Only the lines holding the string "Serviços" are needed. Copy each one.

>>

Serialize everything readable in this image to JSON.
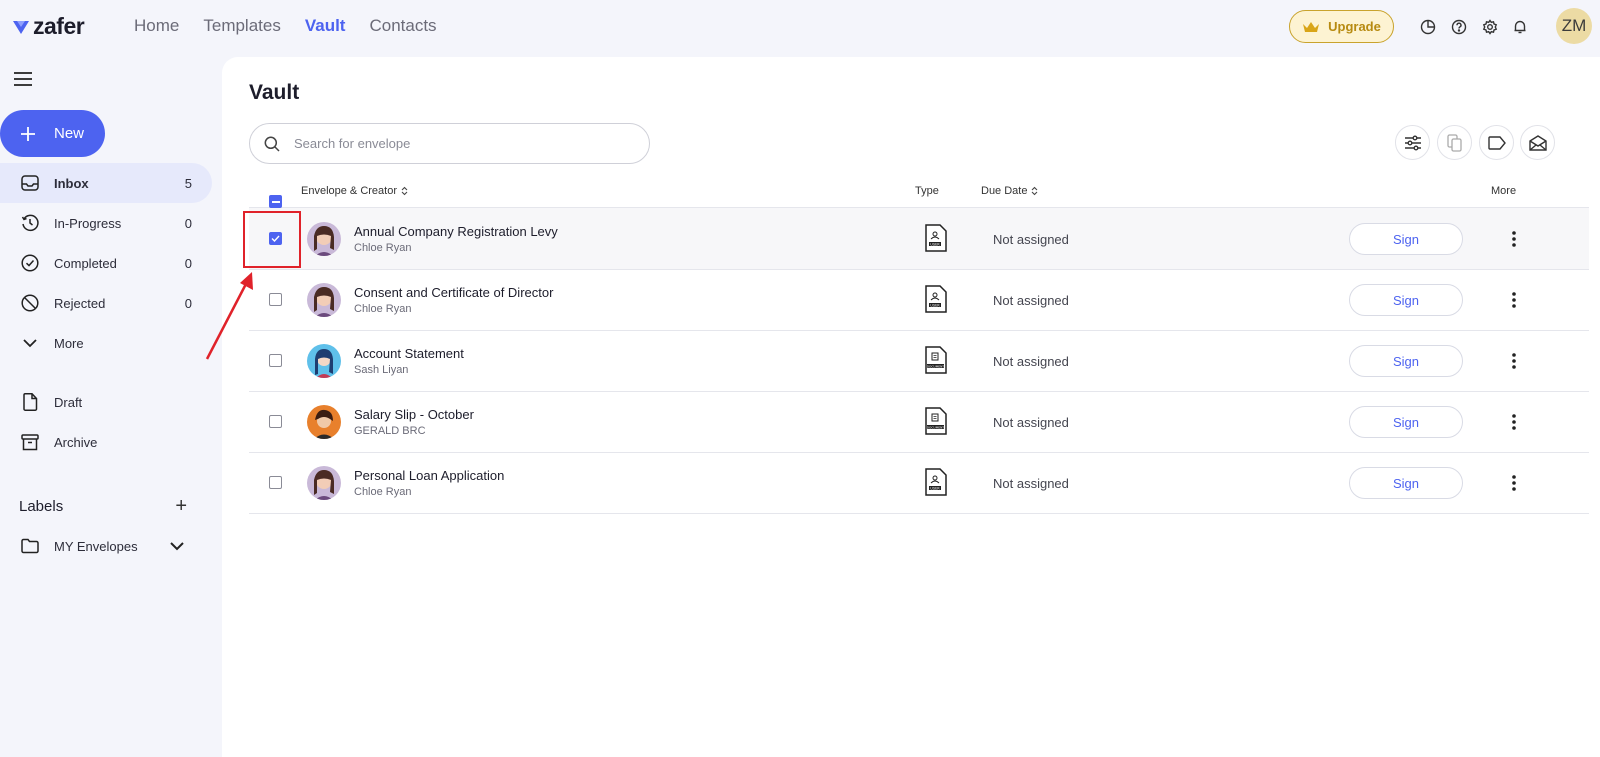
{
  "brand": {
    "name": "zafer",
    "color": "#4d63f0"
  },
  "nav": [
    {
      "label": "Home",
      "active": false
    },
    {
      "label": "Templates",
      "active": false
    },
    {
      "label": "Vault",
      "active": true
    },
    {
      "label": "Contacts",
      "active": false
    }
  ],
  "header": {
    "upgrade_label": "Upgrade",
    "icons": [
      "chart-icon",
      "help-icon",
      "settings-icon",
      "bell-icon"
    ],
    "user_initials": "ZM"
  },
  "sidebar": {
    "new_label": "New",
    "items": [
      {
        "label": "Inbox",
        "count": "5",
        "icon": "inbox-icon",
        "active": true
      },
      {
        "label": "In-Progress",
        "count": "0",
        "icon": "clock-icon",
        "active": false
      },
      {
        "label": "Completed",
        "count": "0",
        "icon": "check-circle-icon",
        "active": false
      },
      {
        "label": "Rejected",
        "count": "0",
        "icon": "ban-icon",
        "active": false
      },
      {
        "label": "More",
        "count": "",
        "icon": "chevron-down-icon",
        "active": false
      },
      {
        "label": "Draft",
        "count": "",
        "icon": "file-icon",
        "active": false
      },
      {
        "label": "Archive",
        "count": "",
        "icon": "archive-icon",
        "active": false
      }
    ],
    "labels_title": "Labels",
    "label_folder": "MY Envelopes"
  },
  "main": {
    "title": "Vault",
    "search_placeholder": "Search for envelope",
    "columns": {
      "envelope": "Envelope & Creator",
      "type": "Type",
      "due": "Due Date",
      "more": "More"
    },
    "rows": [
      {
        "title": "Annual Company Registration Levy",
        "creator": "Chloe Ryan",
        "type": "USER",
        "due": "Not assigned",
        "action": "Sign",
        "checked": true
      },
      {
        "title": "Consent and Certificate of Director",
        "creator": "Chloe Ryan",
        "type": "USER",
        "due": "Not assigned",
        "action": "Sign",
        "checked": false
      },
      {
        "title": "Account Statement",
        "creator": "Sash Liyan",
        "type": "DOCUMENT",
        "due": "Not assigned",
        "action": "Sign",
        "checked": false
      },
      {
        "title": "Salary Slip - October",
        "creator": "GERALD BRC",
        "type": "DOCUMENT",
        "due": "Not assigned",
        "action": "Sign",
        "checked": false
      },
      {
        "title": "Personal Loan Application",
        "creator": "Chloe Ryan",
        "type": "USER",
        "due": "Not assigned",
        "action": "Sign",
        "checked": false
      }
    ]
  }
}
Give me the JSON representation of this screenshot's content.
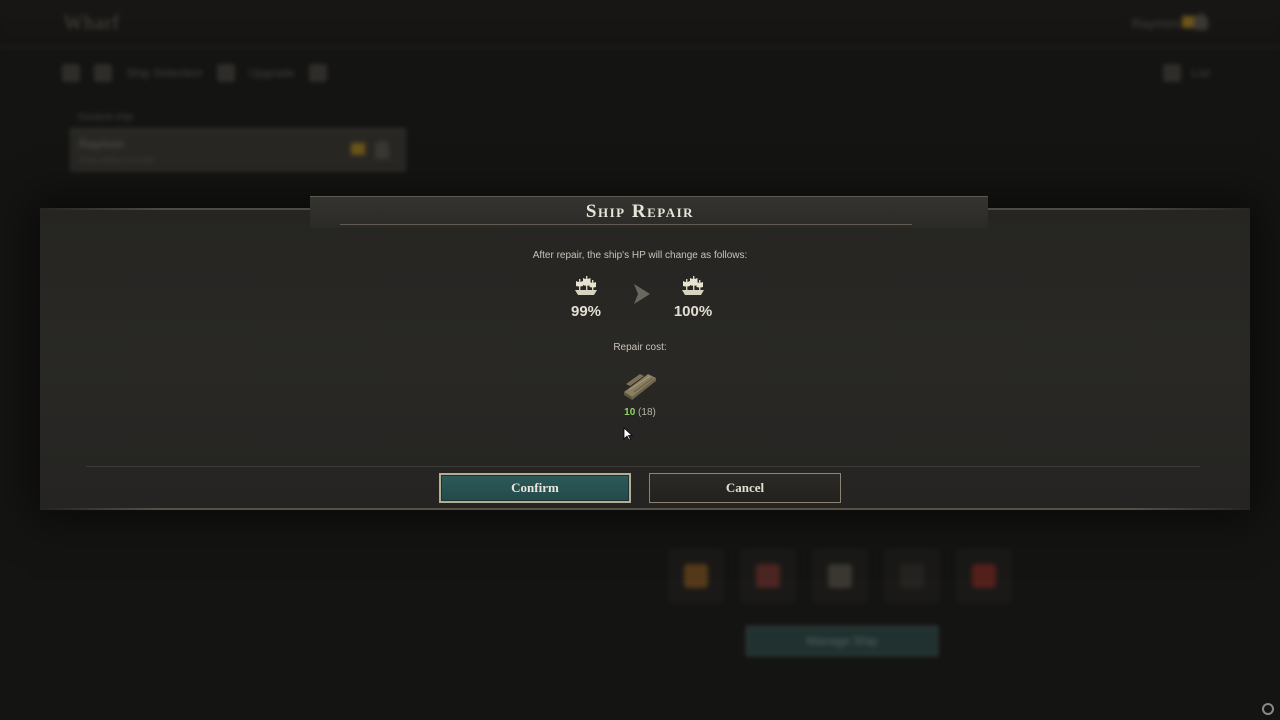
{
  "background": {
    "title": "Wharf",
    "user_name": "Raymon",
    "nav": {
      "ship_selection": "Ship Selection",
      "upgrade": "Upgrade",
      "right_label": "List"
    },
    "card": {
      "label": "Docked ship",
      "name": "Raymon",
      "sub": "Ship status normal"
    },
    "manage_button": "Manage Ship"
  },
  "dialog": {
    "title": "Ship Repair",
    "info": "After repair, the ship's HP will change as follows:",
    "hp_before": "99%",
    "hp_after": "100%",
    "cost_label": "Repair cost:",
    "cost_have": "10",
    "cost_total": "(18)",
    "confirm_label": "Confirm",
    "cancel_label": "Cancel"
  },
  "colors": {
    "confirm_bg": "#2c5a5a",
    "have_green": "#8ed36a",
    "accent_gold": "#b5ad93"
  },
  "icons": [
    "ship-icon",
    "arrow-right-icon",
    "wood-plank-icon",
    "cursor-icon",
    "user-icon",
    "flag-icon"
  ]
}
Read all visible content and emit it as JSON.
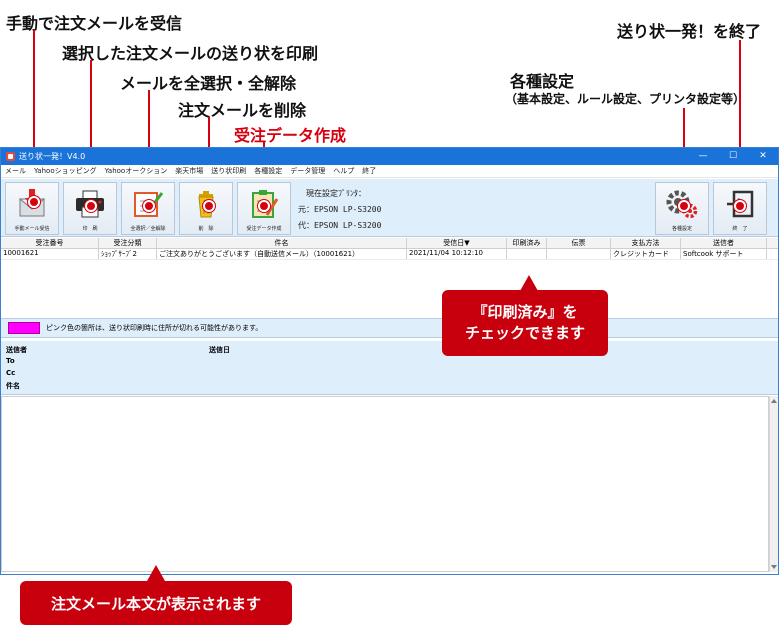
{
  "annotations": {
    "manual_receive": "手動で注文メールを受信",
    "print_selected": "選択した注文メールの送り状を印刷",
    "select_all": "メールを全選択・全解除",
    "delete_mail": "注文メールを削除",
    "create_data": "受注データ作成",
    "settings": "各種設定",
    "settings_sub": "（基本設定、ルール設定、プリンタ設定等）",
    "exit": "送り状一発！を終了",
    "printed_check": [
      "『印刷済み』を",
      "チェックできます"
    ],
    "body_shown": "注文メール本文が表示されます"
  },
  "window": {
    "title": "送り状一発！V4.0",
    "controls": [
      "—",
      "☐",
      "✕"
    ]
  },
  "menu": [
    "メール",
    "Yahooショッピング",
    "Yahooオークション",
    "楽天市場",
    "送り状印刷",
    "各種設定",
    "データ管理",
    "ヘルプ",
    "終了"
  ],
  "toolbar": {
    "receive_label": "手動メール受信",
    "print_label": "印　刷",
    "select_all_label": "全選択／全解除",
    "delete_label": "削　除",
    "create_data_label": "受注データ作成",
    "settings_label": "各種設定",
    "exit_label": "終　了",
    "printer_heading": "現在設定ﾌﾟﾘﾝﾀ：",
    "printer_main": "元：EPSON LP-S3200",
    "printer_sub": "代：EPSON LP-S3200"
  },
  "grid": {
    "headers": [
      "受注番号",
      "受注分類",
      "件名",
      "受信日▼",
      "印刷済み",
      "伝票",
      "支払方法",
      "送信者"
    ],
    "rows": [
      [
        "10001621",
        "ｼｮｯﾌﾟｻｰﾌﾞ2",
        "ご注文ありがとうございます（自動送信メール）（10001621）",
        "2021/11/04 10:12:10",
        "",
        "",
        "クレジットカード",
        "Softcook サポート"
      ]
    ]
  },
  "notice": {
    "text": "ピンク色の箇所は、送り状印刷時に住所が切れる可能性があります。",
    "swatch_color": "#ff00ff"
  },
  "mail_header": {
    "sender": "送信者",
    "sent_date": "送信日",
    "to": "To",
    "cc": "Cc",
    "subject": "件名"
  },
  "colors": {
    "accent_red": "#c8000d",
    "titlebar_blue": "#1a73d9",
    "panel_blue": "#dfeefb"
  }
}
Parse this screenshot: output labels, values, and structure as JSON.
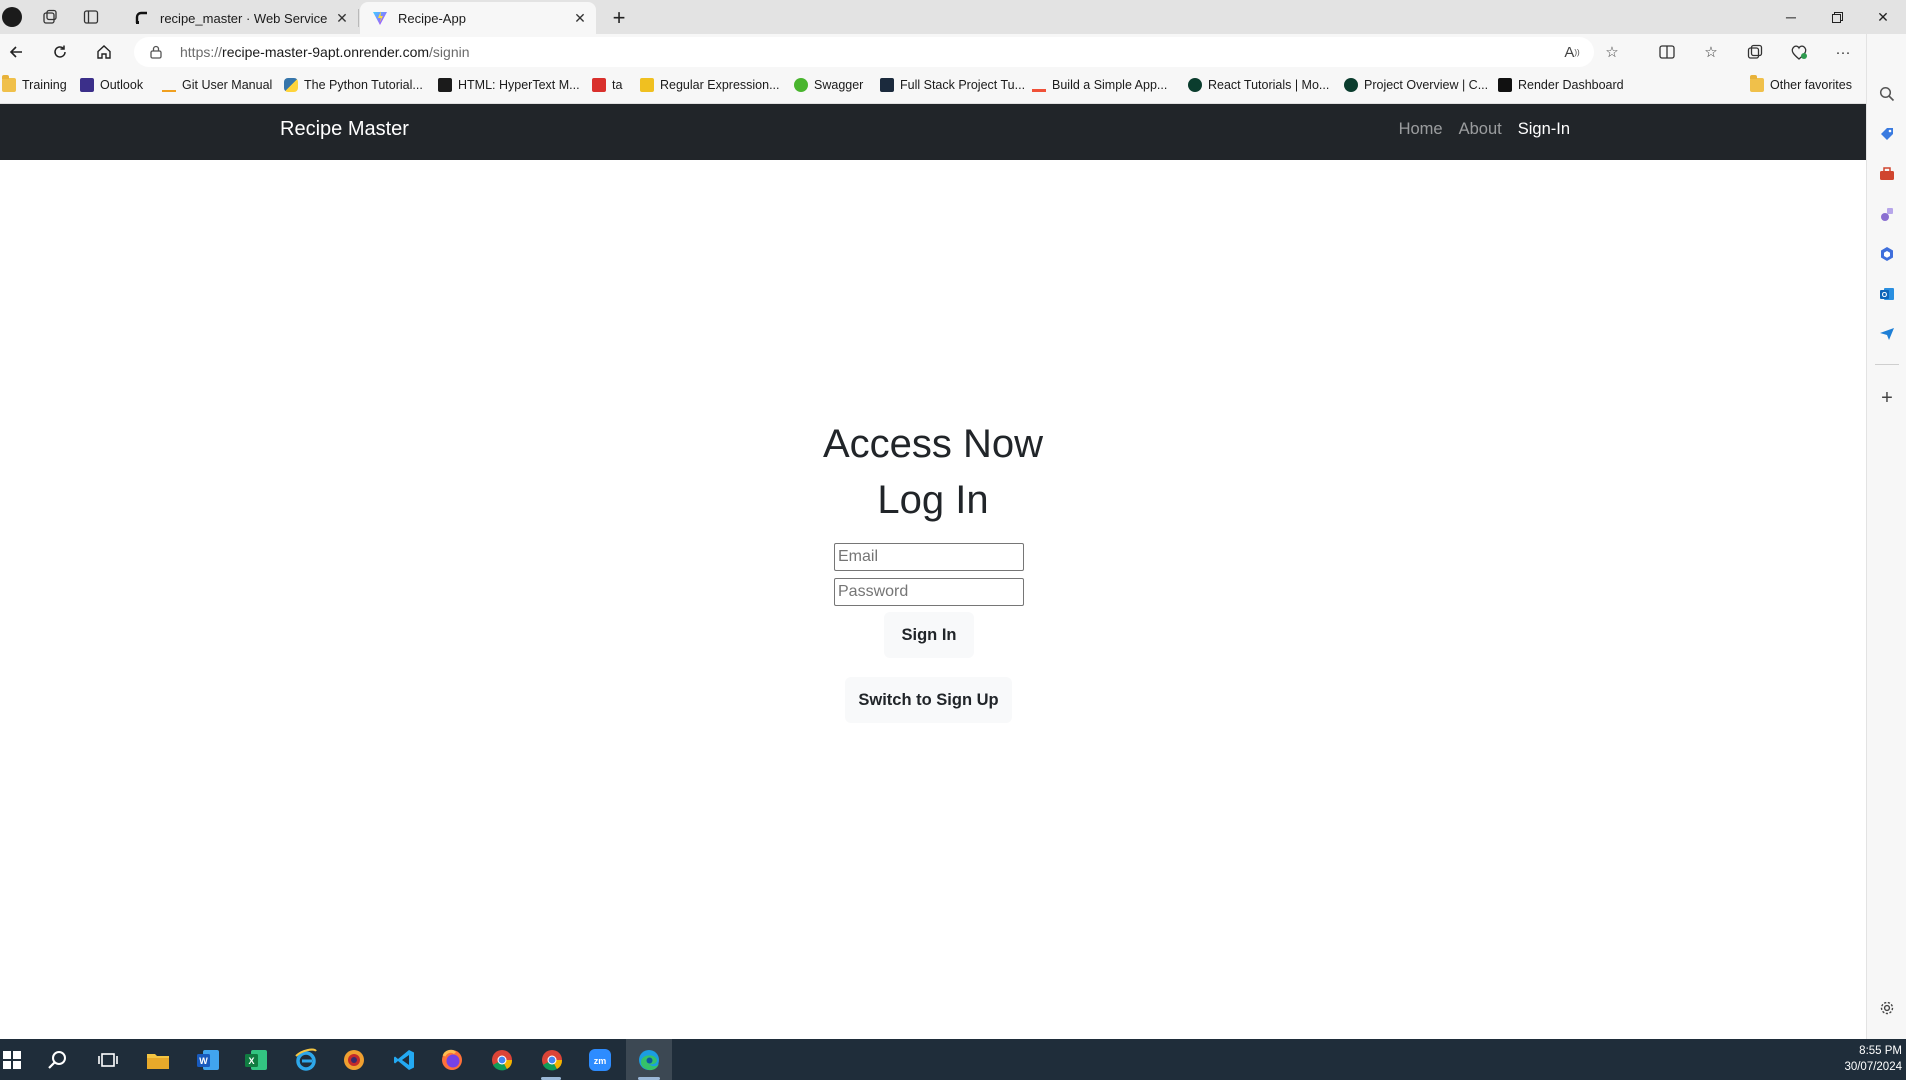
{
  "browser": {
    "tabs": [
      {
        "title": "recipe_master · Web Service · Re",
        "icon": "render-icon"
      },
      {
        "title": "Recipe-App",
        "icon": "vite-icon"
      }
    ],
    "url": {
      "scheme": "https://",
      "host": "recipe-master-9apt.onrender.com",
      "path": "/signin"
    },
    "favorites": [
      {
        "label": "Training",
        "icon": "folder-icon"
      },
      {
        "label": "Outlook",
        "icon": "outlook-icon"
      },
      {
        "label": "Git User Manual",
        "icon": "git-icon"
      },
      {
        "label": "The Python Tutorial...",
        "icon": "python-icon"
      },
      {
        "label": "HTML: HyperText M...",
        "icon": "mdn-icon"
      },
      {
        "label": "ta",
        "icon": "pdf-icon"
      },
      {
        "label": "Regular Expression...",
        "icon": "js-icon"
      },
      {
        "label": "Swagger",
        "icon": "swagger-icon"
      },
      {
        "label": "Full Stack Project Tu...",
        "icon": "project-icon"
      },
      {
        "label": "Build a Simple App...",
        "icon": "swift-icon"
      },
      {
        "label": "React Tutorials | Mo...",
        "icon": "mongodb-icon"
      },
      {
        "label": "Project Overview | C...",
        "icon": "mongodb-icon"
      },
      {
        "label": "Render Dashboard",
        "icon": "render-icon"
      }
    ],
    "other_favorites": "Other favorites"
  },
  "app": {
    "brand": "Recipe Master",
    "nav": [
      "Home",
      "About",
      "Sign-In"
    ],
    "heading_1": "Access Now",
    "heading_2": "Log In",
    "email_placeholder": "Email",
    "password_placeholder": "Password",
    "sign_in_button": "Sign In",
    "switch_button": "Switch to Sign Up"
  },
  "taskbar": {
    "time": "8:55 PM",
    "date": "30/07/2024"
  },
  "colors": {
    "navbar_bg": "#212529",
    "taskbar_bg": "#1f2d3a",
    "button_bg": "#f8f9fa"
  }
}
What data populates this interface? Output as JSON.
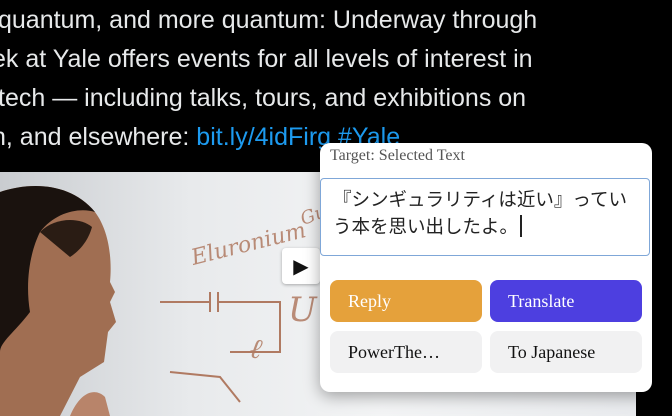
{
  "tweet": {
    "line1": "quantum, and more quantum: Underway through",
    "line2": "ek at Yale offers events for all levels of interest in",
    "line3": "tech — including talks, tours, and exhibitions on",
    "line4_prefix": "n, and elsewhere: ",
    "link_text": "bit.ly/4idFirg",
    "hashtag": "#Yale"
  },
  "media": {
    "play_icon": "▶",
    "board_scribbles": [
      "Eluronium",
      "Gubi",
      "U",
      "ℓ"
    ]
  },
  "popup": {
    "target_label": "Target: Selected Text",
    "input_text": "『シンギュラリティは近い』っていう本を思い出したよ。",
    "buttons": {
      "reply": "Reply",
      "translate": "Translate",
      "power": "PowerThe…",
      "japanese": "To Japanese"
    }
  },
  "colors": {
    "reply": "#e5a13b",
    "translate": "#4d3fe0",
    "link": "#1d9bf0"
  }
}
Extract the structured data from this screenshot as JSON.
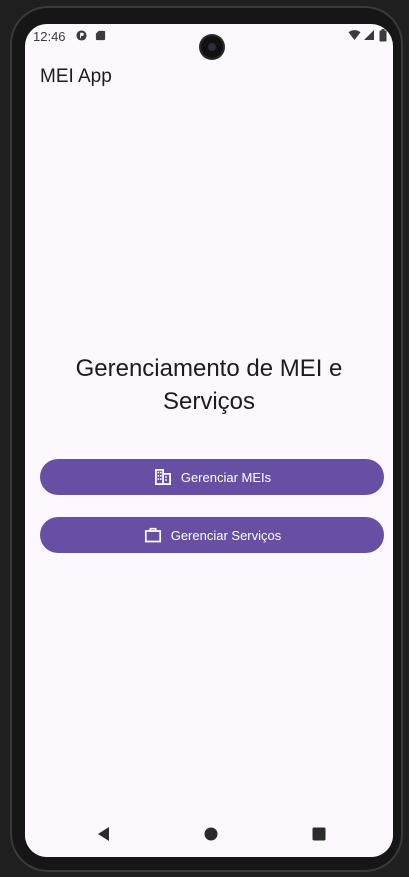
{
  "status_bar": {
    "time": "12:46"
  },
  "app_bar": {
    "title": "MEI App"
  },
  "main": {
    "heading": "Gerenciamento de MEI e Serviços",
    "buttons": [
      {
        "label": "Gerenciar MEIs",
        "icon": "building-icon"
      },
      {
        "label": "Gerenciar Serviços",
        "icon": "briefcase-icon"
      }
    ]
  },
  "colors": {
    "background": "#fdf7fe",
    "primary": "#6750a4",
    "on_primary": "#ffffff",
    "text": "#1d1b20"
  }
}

<<

■ **ANSWER FOR THIS EXERCISE**:
    "heading": "Gerenciamento de MEI e Serviços",
        "label": "Gerenciar Serviços",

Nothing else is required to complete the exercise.